> **WORK REQUIRED**
Take every line from the listing below that contains "JSON".

> **RECORD SET**
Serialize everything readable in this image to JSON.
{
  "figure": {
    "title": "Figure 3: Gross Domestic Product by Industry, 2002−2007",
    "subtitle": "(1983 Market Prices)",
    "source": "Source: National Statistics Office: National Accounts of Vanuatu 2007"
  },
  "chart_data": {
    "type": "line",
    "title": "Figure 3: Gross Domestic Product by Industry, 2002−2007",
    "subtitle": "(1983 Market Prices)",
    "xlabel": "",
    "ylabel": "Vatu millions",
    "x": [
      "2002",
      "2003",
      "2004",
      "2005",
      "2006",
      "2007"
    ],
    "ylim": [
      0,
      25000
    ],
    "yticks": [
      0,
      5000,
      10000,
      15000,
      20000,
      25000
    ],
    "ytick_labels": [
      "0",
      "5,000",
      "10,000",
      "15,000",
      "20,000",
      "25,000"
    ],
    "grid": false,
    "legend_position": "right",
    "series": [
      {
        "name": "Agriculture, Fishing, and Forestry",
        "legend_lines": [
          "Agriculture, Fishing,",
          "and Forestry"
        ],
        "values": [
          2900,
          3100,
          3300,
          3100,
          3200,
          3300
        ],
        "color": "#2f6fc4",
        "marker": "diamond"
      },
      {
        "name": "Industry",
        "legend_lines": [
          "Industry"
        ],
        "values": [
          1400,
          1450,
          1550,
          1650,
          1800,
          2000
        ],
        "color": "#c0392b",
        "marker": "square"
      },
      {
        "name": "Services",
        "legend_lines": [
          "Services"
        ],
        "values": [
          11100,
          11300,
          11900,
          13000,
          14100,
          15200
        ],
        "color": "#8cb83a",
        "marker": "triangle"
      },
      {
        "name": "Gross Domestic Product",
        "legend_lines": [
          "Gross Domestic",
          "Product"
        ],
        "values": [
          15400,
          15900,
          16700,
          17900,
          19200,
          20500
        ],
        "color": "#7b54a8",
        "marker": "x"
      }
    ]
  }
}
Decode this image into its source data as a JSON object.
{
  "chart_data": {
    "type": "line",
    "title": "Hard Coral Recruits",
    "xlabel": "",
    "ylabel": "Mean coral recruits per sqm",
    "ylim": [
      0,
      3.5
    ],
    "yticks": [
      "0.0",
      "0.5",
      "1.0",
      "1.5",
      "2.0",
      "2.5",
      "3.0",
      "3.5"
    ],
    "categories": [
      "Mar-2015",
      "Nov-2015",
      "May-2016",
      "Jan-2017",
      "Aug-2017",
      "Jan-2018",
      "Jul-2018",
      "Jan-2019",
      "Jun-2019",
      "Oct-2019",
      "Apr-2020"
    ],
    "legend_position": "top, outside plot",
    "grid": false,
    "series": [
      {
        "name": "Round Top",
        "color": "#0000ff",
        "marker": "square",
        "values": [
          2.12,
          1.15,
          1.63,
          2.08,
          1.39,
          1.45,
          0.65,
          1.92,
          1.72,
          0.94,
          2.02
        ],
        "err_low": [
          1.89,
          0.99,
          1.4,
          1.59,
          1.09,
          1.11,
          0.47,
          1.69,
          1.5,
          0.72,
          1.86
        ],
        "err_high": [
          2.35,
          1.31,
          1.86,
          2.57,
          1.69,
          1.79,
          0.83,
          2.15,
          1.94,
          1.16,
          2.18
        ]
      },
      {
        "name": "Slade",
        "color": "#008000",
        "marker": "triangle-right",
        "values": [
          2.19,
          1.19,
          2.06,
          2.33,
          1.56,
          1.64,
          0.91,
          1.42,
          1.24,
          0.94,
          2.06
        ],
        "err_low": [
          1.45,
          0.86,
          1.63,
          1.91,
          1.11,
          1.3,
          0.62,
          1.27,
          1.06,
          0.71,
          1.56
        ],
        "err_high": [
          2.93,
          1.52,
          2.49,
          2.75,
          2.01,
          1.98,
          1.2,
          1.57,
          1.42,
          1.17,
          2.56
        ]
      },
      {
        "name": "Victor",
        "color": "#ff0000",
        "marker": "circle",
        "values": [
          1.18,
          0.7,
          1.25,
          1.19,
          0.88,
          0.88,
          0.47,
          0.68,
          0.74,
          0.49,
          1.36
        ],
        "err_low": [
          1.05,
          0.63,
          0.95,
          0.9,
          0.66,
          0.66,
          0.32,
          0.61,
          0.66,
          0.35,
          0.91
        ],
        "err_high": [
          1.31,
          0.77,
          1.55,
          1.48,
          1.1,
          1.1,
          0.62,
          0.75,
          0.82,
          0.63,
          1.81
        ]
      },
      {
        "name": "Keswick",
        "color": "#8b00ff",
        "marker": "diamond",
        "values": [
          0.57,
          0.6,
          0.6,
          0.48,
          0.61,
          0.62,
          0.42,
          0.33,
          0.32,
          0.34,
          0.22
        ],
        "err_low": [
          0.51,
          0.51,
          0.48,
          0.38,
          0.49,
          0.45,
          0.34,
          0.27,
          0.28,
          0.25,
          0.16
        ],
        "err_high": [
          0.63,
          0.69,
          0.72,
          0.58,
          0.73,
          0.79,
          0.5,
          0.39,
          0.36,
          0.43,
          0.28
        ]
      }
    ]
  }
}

> **THE OUTPUT**
Serialize everything readable in this image to JSON.
Decode this image into its source data as a JSON object.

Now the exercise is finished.